## Start Records provided

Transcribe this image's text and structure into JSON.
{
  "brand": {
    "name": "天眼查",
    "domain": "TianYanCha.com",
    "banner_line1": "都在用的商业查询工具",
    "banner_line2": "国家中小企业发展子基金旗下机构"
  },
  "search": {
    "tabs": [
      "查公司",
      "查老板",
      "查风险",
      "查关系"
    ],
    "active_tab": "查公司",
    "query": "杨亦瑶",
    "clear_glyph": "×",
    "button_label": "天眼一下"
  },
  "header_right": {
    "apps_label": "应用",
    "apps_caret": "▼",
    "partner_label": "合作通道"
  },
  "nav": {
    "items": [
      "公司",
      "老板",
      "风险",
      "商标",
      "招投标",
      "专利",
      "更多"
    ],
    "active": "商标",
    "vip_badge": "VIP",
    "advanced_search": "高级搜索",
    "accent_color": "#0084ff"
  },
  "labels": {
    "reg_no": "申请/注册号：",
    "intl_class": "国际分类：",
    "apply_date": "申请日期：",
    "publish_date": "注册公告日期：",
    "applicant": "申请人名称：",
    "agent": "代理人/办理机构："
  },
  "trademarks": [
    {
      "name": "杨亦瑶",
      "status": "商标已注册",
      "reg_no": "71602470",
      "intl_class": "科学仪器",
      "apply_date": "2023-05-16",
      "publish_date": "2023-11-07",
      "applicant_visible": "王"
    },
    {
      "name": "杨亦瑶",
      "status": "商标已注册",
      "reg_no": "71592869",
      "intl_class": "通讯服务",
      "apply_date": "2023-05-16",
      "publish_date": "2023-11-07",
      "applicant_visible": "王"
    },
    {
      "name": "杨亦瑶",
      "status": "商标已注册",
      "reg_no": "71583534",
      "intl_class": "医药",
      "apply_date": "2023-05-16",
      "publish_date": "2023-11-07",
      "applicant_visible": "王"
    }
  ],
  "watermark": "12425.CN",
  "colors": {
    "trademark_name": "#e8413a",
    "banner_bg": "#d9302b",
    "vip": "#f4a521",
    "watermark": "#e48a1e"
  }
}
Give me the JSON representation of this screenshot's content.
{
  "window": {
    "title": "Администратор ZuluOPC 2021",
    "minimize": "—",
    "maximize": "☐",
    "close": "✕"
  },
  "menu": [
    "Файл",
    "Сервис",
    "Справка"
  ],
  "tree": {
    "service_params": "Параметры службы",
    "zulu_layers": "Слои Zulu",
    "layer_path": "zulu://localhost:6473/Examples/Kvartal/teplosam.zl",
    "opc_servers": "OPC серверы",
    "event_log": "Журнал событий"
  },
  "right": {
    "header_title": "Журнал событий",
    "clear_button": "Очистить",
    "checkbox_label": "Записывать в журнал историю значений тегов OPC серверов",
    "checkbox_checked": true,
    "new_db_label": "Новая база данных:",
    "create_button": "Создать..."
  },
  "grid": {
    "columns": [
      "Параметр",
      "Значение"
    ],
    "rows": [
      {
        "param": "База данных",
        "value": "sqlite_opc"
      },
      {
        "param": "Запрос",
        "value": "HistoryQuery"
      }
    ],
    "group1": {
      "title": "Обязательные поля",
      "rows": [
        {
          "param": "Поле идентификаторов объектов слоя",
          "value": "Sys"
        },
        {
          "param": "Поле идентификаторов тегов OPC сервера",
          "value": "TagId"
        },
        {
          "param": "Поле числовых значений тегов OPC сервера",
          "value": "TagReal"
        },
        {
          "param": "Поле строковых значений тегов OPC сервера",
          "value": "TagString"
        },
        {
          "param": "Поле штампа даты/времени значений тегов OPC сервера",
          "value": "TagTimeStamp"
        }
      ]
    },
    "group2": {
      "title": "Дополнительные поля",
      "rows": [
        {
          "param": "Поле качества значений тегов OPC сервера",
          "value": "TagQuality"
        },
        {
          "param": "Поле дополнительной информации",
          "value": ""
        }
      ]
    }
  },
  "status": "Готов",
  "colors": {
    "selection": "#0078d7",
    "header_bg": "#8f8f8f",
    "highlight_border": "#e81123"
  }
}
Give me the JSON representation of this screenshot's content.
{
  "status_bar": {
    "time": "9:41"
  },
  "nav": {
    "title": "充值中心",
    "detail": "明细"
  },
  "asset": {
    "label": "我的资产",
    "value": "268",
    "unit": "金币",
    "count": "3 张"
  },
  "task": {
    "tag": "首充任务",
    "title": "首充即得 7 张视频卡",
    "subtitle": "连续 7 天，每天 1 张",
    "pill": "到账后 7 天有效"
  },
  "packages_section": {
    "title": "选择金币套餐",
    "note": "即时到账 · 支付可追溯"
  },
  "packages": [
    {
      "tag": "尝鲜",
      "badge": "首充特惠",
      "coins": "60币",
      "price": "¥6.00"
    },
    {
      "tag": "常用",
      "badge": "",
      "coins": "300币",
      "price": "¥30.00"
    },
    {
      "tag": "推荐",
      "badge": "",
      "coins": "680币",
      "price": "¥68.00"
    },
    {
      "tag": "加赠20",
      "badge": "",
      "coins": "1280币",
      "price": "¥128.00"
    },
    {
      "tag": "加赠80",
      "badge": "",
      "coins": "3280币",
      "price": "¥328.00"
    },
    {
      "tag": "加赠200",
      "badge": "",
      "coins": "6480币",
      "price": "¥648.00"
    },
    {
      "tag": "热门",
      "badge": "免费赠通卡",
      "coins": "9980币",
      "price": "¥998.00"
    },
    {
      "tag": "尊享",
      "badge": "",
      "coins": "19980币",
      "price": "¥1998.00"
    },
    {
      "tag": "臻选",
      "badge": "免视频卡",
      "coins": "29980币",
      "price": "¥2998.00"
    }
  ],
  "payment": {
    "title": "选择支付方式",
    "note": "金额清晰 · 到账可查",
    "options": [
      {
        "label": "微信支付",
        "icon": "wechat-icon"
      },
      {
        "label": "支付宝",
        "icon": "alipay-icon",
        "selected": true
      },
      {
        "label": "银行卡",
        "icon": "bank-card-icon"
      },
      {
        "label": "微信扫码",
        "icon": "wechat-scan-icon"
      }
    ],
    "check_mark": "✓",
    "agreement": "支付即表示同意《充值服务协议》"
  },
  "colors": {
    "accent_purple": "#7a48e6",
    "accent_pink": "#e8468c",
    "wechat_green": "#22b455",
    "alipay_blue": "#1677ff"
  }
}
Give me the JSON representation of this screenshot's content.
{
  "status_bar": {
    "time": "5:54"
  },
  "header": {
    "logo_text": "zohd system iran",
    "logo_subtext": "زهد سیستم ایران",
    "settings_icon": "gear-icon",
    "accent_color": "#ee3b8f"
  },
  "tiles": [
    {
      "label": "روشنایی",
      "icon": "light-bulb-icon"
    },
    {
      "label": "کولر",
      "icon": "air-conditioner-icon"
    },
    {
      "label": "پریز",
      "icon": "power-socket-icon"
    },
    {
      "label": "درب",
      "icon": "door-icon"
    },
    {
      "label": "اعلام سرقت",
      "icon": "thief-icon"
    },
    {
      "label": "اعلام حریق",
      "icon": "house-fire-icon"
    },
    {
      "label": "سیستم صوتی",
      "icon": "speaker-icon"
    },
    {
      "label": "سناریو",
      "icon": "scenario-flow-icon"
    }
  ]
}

## End Records provided

# Task directions
Go through the records above and set each one down exactly, please.

# Reply
Transcribe this image's text and structure into JSON.
{
  "brand": {
    "name": "天眼查",
    "domain": "TianYanCha.com",
    "banner_line1": "都在用的商业查询工具",
    "banner_line2": "国家中小企业发展子基金旗下机构"
  },
  "search": {
    "tabs": [
      "查公司",
      "查老板",
      "查风险",
      "查关系"
    ],
    "active_tab": "查公司",
    "query": "杨亦瑶",
    "clear_glyph": "×",
    "button_label": "天眼一下"
  },
  "header_right": {
    "apps_label": "应用",
    "apps_caret": "▼",
    "partner_label": "合作通道"
  },
  "nav": {
    "items": [
      "公司",
      "老板",
      "风险",
      "商标",
      "招投标",
      "专利",
      "更多"
    ],
    "active": "商标",
    "vip_badge": "VIP",
    "advanced_search": "高级搜索",
    "accent_color": "#0084ff"
  },
  "labels": {
    "reg_no": "申请/注册号：",
    "intl_class": "国际分类：",
    "apply_date": "申请日期：",
    "publish_date": "注册公告日期：",
    "applicant": "申请人名称：",
    "agent": "代理人/办理机构："
  },
  "trademarks": [
    {
      "name": "杨亦瑶",
      "status": "商标已注册",
      "reg_no": "71602470",
      "intl_class": "科学仪器",
      "apply_date": "2023-05-16",
      "publish_date": "2023-11-07",
      "applicant_visible": "王"
    },
    {
      "name": "杨亦瑶",
      "status": "商标已注册",
      "reg_no": "71592869",
      "intl_class": "通讯服务",
      "apply_date": "2023-05-16",
      "publish_date": "2023-11-07",
      "applicant_visible": "王"
    },
    {
      "name": "杨亦瑶",
      "status": "商标已注册",
      "reg_no": "71583534",
      "intl_class": "医药",
      "apply_date": "2023-05-16",
      "publish_date": "2023-11-07",
      "applicant_visible": "王"
    }
  ],
  "watermark": "12425.CN",
  "colors": {
    "trademark_name": "#e8413a",
    "banner_bg": "#d9302b",
    "vip": "#f4a521",
    "watermark": "#e48a1e"
  }
}
Give me the JSON representation of this screenshot's content.
{
  "window": {
    "title": "Администратор ZuluOPC 2021",
    "minimize": "—",
    "maximize": "☐",
    "close": "✕"
  },
  "menu": [
    "Файл",
    "Сервис",
    "Справка"
  ],
  "tree": {
    "service_params": "Параметры службы",
    "zulu_layers": "Слои Zulu",
    "layer_path": "zulu://localhost:6473/Examples/Kvartal/teplosam.zl",
    "opc_servers": "OPC серверы",
    "event_log": "Журнал событий"
  },
  "right": {
    "header_title": "Журнал событий",
    "clear_button": "Очистить",
    "checkbox_label": "Записывать в журнал историю значений тегов OPC серверов",
    "checkbox_checked": true,
    "new_db_label": "Новая база данных:",
    "create_button": "Создать..."
  },
  "grid": {
    "columns": [
      "Параметр",
      "Значение"
    ],
    "rows": [
      {
        "param": "База данных",
        "value": "sqlite_opc"
      },
      {
        "param": "Запрос",
        "value": "HistoryQuery"
      }
    ],
    "group1": {
      "title": "Обязательные поля",
      "rows": [
        {
          "param": "Поле идентификаторов объектов слоя",
          "value": "Sys"
        },
        {
          "param": "Поле идентификаторов тегов OPC сервера",
          "value": "TagId"
        },
        {
          "param": "Поле числовых значений тегов OPC сервера",
          "value": "TagReal"
        },
        {
          "param": "Поле строковых значений тегов OPC сервера",
          "value": "TagString"
        },
        {
          "param": "Поле штампа даты/времени значений тегов OPC сервера",
          "value": "TagTimeStamp"
        }
      ]
    },
    "group2": {
      "title": "Дополнительные поля",
      "rows": [
        {
          "param": "Поле качества значений тегов OPC сервера",
          "value": "TagQuality"
        },
        {
          "param": "Поле дополнительной информации",
          "value": ""
        }
      ]
    }
  },
  "status": "Готов",
  "colors": {
    "selection": "#0078d7",
    "header_bg": "#8f8f8f",
    "highlight_border": "#e81123"
  }
}
Give me the JSON representation of this screenshot's content.
{
  "status_bar": {
    "time": "9:41"
  },
  "nav": {
    "title": "充值中心",
    "detail": "明细"
  },
  "asset": {
    "label": "我的资产",
    "value": "268",
    "unit": "金币",
    "count": "3 张"
  },
  "task": {
    "tag": "首充任务",
    "title": "首充即得 7 张视频卡",
    "subtitle": "连续 7 天，每天 1 张",
    "pill": "到账后 7 天有效"
  },
  "packages_section": {
    "title": "选择金币套餐",
    "note": "即时到账 · 支付可追溯"
  },
  "packages": [
    {
      "tag": "尝鲜",
      "badge": "首充特惠",
      "coins": "60币",
      "price": "¥6.00"
    },
    {
      "tag": "常用",
      "badge": "",
      "coins": "300币",
      "price": "¥30.00"
    },
    {
      "tag": "推荐",
      "badge": "",
      "coins": "680币",
      "price": "¥68.00"
    },
    {
      "tag": "加赠20",
      "badge": "",
      "coins": "1280币",
      "price": "¥128.00"
    },
    {
      "tag": "加赠80",
      "badge": "",
      "coins": "3280币",
      "price": "¥328.00"
    },
    {
      "tag": "加赠200",
      "badge": "",
      "coins": "6480币",
      "price": "¥648.00"
    },
    {
      "tag": "热门",
      "badge": "免费赠通卡",
      "coins": "9980币",
      "price": "¥998.00"
    },
    {
      "tag": "尊享",
      "badge": "",
      "coins": "19980币",
      "price": "¥1998.00"
    },
    {
      "tag": "臻选",
      "badge": "免视频卡",
      "coins": "29980币",
      "price": "¥2998.00"
    }
  ],
  "payment": {
    "title": "选择支付方式",
    "note": "金额清晰 · 到账可查",
    "options": [
      {
        "label": "微信支付",
        "icon": "wechat-icon"
      },
      {
        "label": "支付宝",
        "icon": "alipay-icon",
        "selected": true
      },
      {
        "label": "银行卡",
        "icon": "bank-card-icon"
      },
      {
        "label": "微信扫码",
        "icon": "wechat-scan-icon"
      }
    ],
    "check_mark": "✓",
    "agreement": "支付即表示同意《充值服务协议》"
  },
  "colors": {
    "accent_purple": "#7a48e6",
    "accent_pink": "#e8468c",
    "wechat_green": "#22b455",
    "alipay_blue": "#1677ff"
  }
}
Give me the JSON representation of this screenshot's content.
{
  "status_bar": {
    "time": "5:54"
  },
  "header": {
    "logo_text": "zohd system iran",
    "logo_subtext": "زهد سیستم ایران",
    "settings_icon": "gear-icon",
    "accent_color": "#ee3b8f"
  },
  "tiles": [
    {
      "label": "روشنایی",
      "icon": "light-bulb-icon"
    },
    {
      "label": "کولر",
      "icon": "air-conditioner-icon"
    },
    {
      "label": "پریز",
      "icon": "power-socket-icon"
    },
    {
      "label": "درب",
      "icon": "door-icon"
    },
    {
      "label": "اعلام سرقت",
      "icon": "thief-icon"
    },
    {
      "label": "اعلام حریق",
      "icon": "house-fire-icon"
    },
    {
      "label": "سیستم صوتی",
      "icon": "speaker-icon"
    },
    {
      "label": "سناریو",
      "icon": "scenario-flow-icon"
    }
  ]
}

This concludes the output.